| What is required |
Which lines of the records below contain the word "value"? Show each one.

──────

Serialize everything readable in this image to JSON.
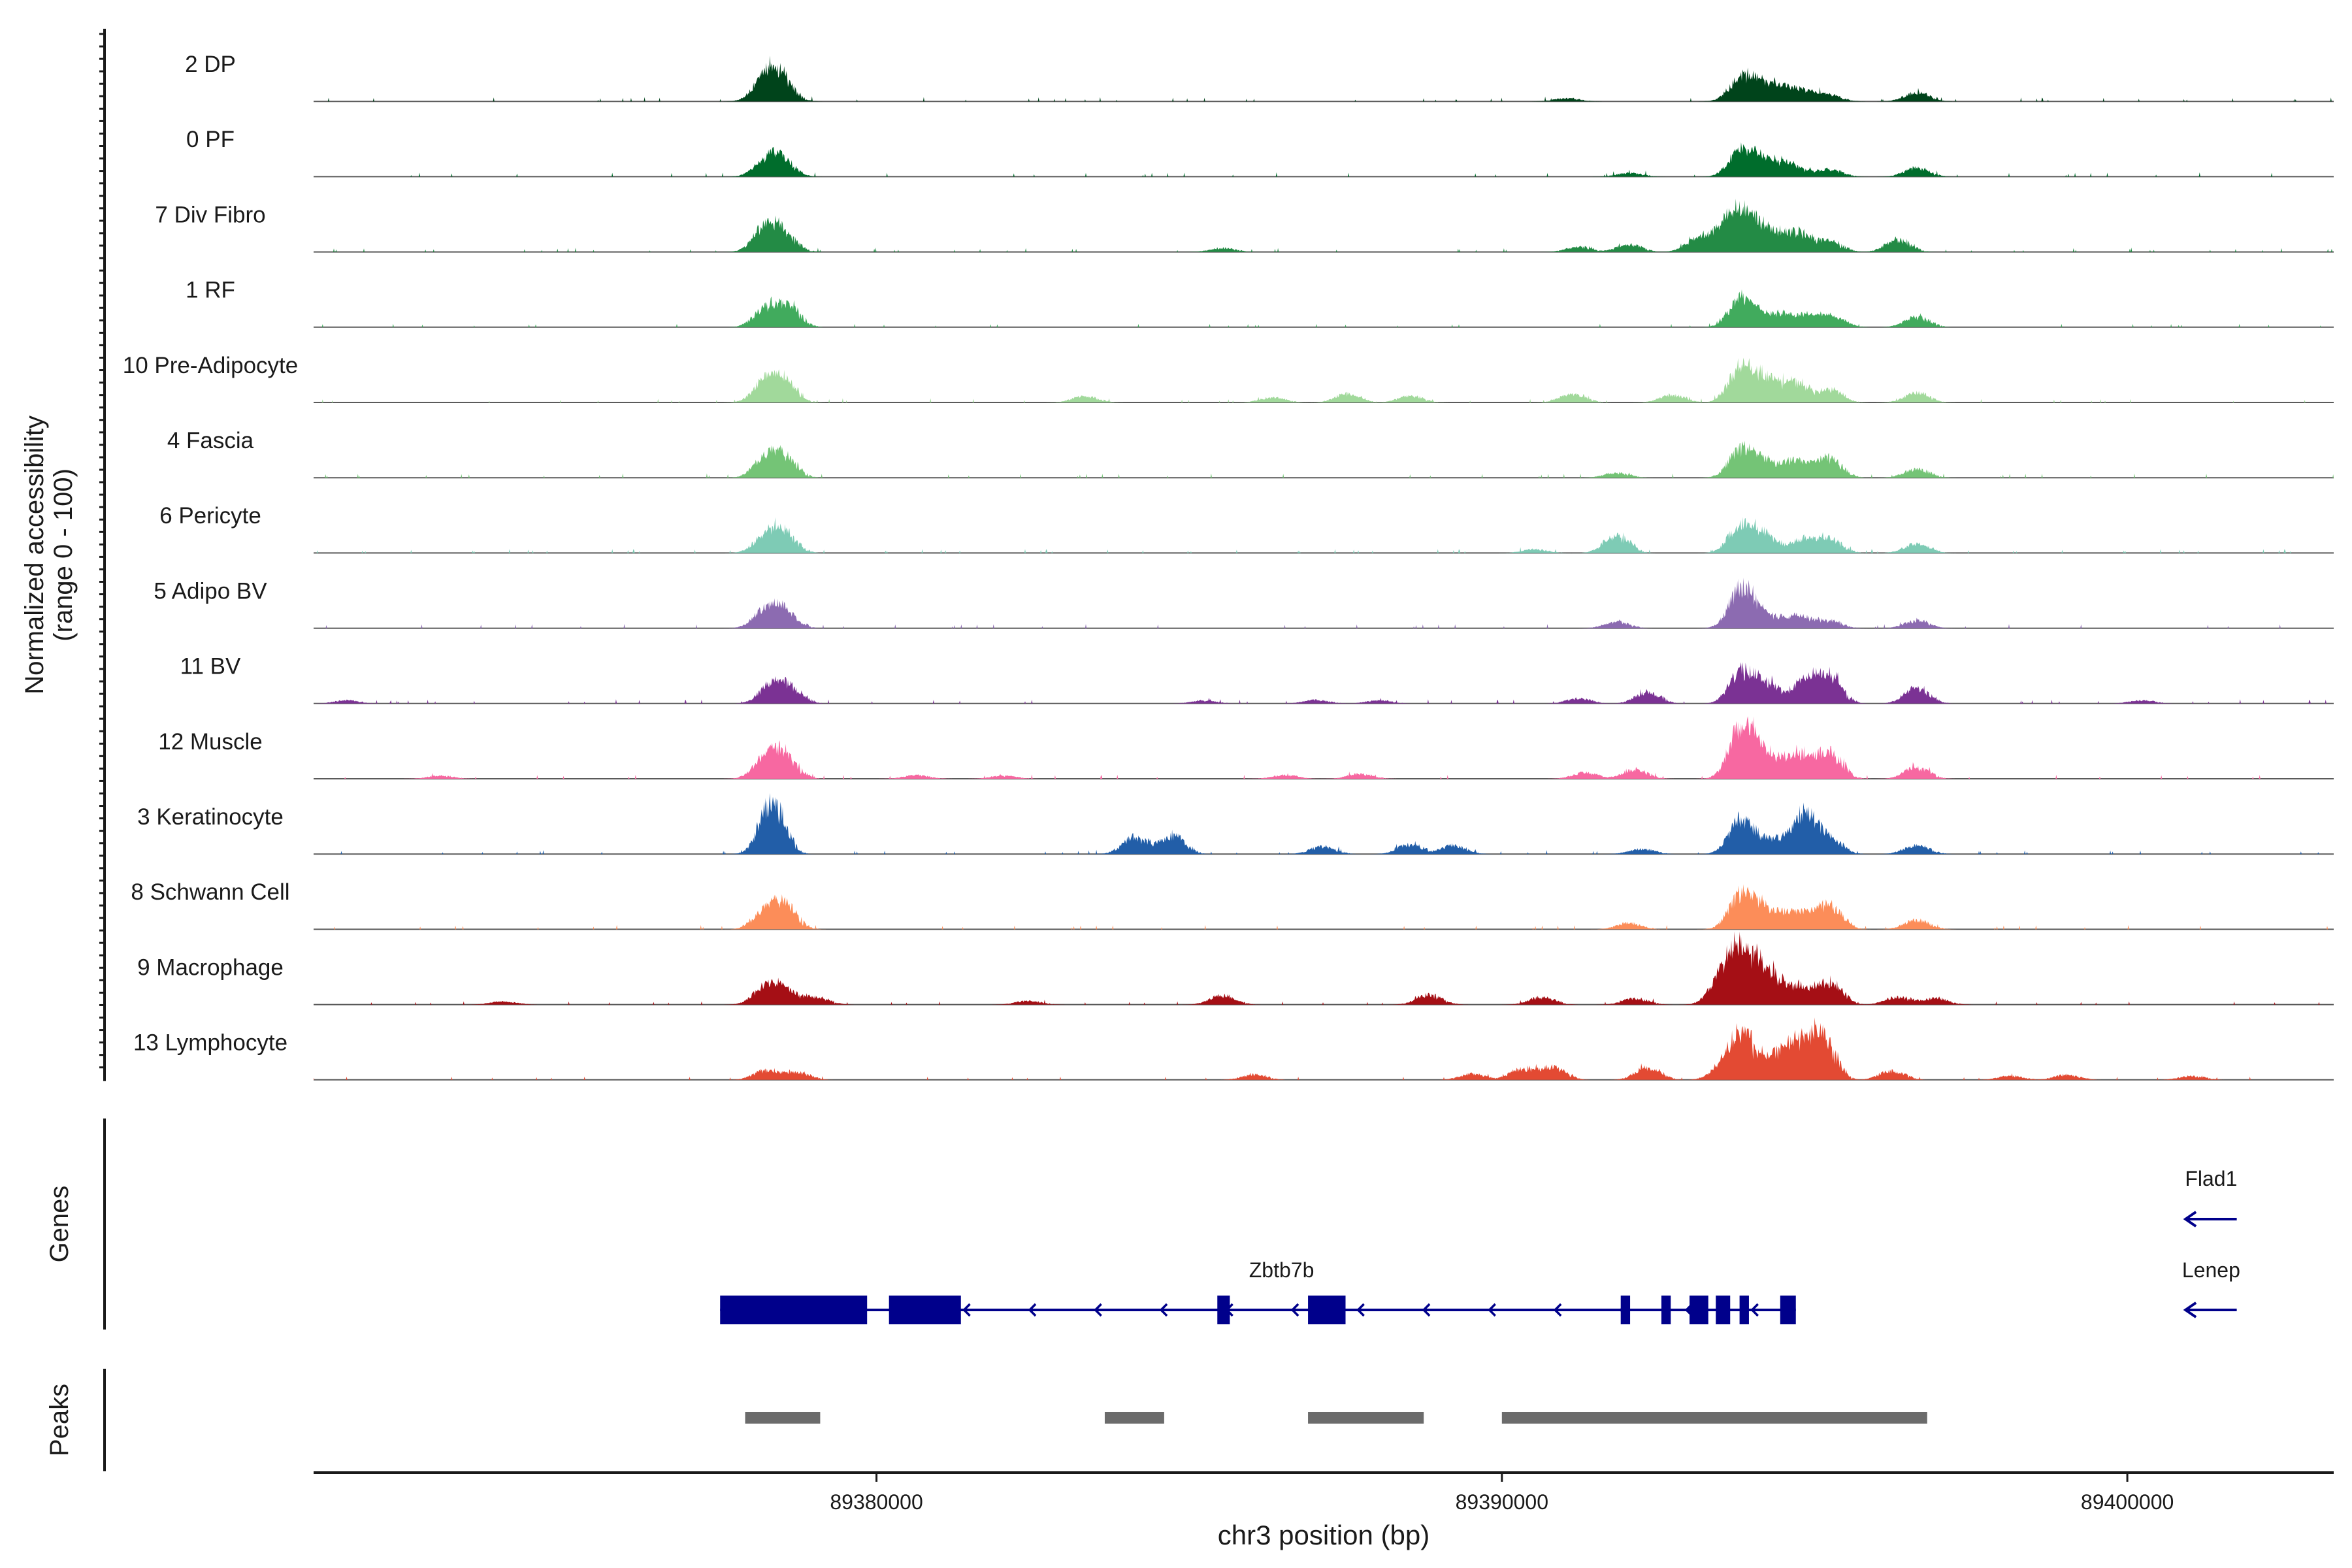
{
  "chart_data": {
    "type": "area",
    "title": "",
    "y_axis_title_line1": "Normalized accessibility",
    "y_axis_title_line2": "(range 0 - 100)",
    "y_range": [
      0,
      100
    ],
    "xlabel": "chr3 position (bp)",
    "xlim": [
      89371000,
      89403300
    ],
    "x_ticks": [
      {
        "value": 89380000,
        "label": "89380000"
      },
      {
        "value": 89390000,
        "label": "89390000"
      },
      {
        "value": 89400000,
        "label": "89400000"
      }
    ],
    "tracks": [
      {
        "name": "2 DP",
        "color": "#00441b",
        "peaks": [
          [
            89378200,
            38
          ],
          [
            89378450,
            30
          ],
          [
            89393800,
            36
          ],
          [
            89394150,
            22
          ],
          [
            89394450,
            18
          ],
          [
            89394800,
            14
          ],
          [
            89395200,
            10
          ],
          [
            89396600,
            14
          ],
          [
            89391000,
            5
          ]
        ]
      },
      {
        "name": "0 PF",
        "color": "#006d2c",
        "peaks": [
          [
            89378200,
            22
          ],
          [
            89378450,
            26
          ],
          [
            89393800,
            44
          ],
          [
            89394200,
            26
          ],
          [
            89394600,
            18
          ],
          [
            89395200,
            12
          ],
          [
            89396600,
            14
          ],
          [
            89392000,
            6
          ]
        ]
      },
      {
        "name": "7 Div Fibro",
        "color": "#238b45",
        "peaks": [
          [
            89378200,
            40
          ],
          [
            89378500,
            25
          ],
          [
            89393100,
            20
          ],
          [
            89393500,
            30
          ],
          [
            89393800,
            58
          ],
          [
            89394200,
            38
          ],
          [
            89394700,
            32
          ],
          [
            89395200,
            18
          ],
          [
            89396300,
            20
          ],
          [
            89392000,
            12
          ],
          [
            89391200,
            8
          ],
          [
            89385500,
            6
          ]
        ]
      },
      {
        "name": "1 RF",
        "color": "#41ab5d",
        "peaks": [
          [
            89378200,
            28
          ],
          [
            89378550,
            32
          ],
          [
            89393800,
            45
          ],
          [
            89394200,
            18
          ],
          [
            89394600,
            18
          ],
          [
            89395000,
            16
          ],
          [
            89395300,
            12
          ],
          [
            89396600,
            16
          ]
        ]
      },
      {
        "name": "10 Pre-Adipocyte",
        "color": "#a1d99b",
        "peaks": [
          [
            89378200,
            34
          ],
          [
            89378500,
            30
          ],
          [
            89393800,
            58
          ],
          [
            89394200,
            35
          ],
          [
            89394650,
            32
          ],
          [
            89395200,
            20
          ],
          [
            89396600,
            15
          ],
          [
            89391100,
            14
          ],
          [
            89392700,
            12
          ],
          [
            89387500,
            14
          ],
          [
            89388500,
            10
          ],
          [
            89386300,
            8
          ],
          [
            89383300,
            10
          ]
        ]
      },
      {
        "name": "4 Fascia",
        "color": "#74c476",
        "peaks": [
          [
            89378200,
            30
          ],
          [
            89378500,
            30
          ],
          [
            89393800,
            45
          ],
          [
            89394200,
            25
          ],
          [
            89394700,
            28
          ],
          [
            89395200,
            32
          ],
          [
            89396600,
            14
          ],
          [
            89391800,
            8
          ]
        ]
      },
      {
        "name": "6 Pericyte",
        "color": "#7ecbb5",
        "peaks": [
          [
            89378200,
            26
          ],
          [
            89378500,
            30
          ],
          [
            89391800,
            30
          ],
          [
            89393800,
            45
          ],
          [
            89394200,
            25
          ],
          [
            89394800,
            22
          ],
          [
            89395200,
            22
          ],
          [
            89396600,
            15
          ],
          [
            89390500,
            6
          ]
        ]
      },
      {
        "name": "5 Adipo BV",
        "color": "#8c6bb1",
        "peaks": [
          [
            89378200,
            28
          ],
          [
            89378500,
            26
          ],
          [
            89393800,
            65
          ],
          [
            89394200,
            20
          ],
          [
            89394700,
            20
          ],
          [
            89395200,
            12
          ],
          [
            89396600,
            12
          ],
          [
            89391800,
            10
          ]
        ]
      },
      {
        "name": "11 BV",
        "color": "#7b3294",
        "peaks": [
          [
            89378300,
            30
          ],
          [
            89378600,
            22
          ],
          [
            89393800,
            50
          ],
          [
            89394200,
            30
          ],
          [
            89394800,
            36
          ],
          [
            89395200,
            45
          ],
          [
            89396600,
            25
          ],
          [
            89392300,
            18
          ],
          [
            89391200,
            8
          ],
          [
            89385200,
            5
          ],
          [
            89387000,
            6
          ],
          [
            89388000,
            5
          ],
          [
            89400200,
            5
          ],
          [
            89371500,
            5
          ]
        ]
      },
      {
        "name": "12 Muscle",
        "color": "#f768a1",
        "peaks": [
          [
            89378200,
            32
          ],
          [
            89378500,
            35
          ],
          [
            89393800,
            85
          ],
          [
            89394200,
            40
          ],
          [
            89394700,
            40
          ],
          [
            89395200,
            45
          ],
          [
            89396600,
            18
          ],
          [
            89392100,
            14
          ],
          [
            89391300,
            10
          ],
          [
            89386500,
            6
          ],
          [
            89387700,
            8
          ],
          [
            89382000,
            5
          ],
          [
            89380600,
            6
          ],
          [
            89373000,
            5
          ]
        ]
      },
      {
        "name": "3 Keratinocyte",
        "color": "#225ea8",
        "peaks": [
          [
            89378300,
            86
          ],
          [
            89384100,
            28
          ],
          [
            89384700,
            30
          ],
          [
            89388500,
            15
          ],
          [
            89387100,
            12
          ],
          [
            89389200,
            14
          ],
          [
            89393800,
            55
          ],
          [
            89394300,
            22
          ],
          [
            89394800,
            65
          ],
          [
            89395200,
            25
          ],
          [
            89396600,
            15
          ],
          [
            89392200,
            8
          ]
        ]
      },
      {
        "name": "8 Schwann Cell",
        "color": "#fc8d59",
        "peaks": [
          [
            89378200,
            28
          ],
          [
            89378500,
            36
          ],
          [
            89393800,
            55
          ],
          [
            89394200,
            32
          ],
          [
            89394700,
            30
          ],
          [
            89395200,
            40
          ],
          [
            89396600,
            15
          ],
          [
            89392000,
            10
          ]
        ]
      },
      {
        "name": "9 Macrophage",
        "color": "#a50f15",
        "peaks": [
          [
            89378200,
            28
          ],
          [
            89378500,
            20
          ],
          [
            89379000,
            12
          ],
          [
            89385500,
            15
          ],
          [
            89388800,
            16
          ],
          [
            89390600,
            12
          ],
          [
            89392100,
            10
          ],
          [
            89393500,
            45
          ],
          [
            89393800,
            78
          ],
          [
            89394200,
            55
          ],
          [
            89394700,
            28
          ],
          [
            89395200,
            36
          ],
          [
            89396300,
            12
          ],
          [
            89396900,
            10
          ],
          [
            89382400,
            6
          ],
          [
            89374000,
            5
          ]
        ]
      },
      {
        "name": "13 Lymphocyte",
        "color": "#e34a33",
        "peaks": [
          [
            89378200,
            15
          ],
          [
            89378700,
            12
          ],
          [
            89390300,
            18
          ],
          [
            89390800,
            20
          ],
          [
            89392300,
            20
          ],
          [
            89393500,
            18
          ],
          [
            89393800,
            72
          ],
          [
            89394300,
            35
          ],
          [
            89394700,
            55
          ],
          [
            89395100,
            70
          ],
          [
            89396200,
            14
          ],
          [
            89386000,
            8
          ],
          [
            89389500,
            10
          ],
          [
            89399000,
            8
          ],
          [
            89398100,
            6
          ],
          [
            89401000,
            6
          ]
        ]
      }
    ],
    "genes_label": "Genes",
    "genes": [
      {
        "name": "Lenep",
        "strand": "-",
        "start": 89400930,
        "end": 89401750,
        "row": 1
      },
      {
        "name": "Flad1",
        "strand": "-",
        "start": 89400930,
        "end": 89401750,
        "row": 0
      },
      {
        "name": "Zbtb7b",
        "strand": "-",
        "start": 89377500,
        "end": 89394700,
        "row": 1,
        "exons": [
          [
            89377500,
            89379850
          ],
          [
            89380200,
            89381350
          ],
          [
            89385450,
            89385650
          ],
          [
            89386900,
            89387500
          ],
          [
            89391900,
            89392050
          ],
          [
            89392550,
            89392700
          ],
          [
            89393000,
            89393300
          ],
          [
            89393420,
            89393650
          ],
          [
            89393800,
            89393950
          ],
          [
            89394450,
            89394700
          ]
        ]
      }
    ],
    "peaks_label": "Peaks",
    "peak_regions": [
      [
        89377900,
        89379100
      ],
      [
        89383650,
        89384600
      ],
      [
        89386900,
        89388750
      ],
      [
        89390000,
        89396800
      ]
    ]
  }
}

──────

| Output of the task |
        "value": 89380000,
        "value": 89390000,
        "value": 89400000,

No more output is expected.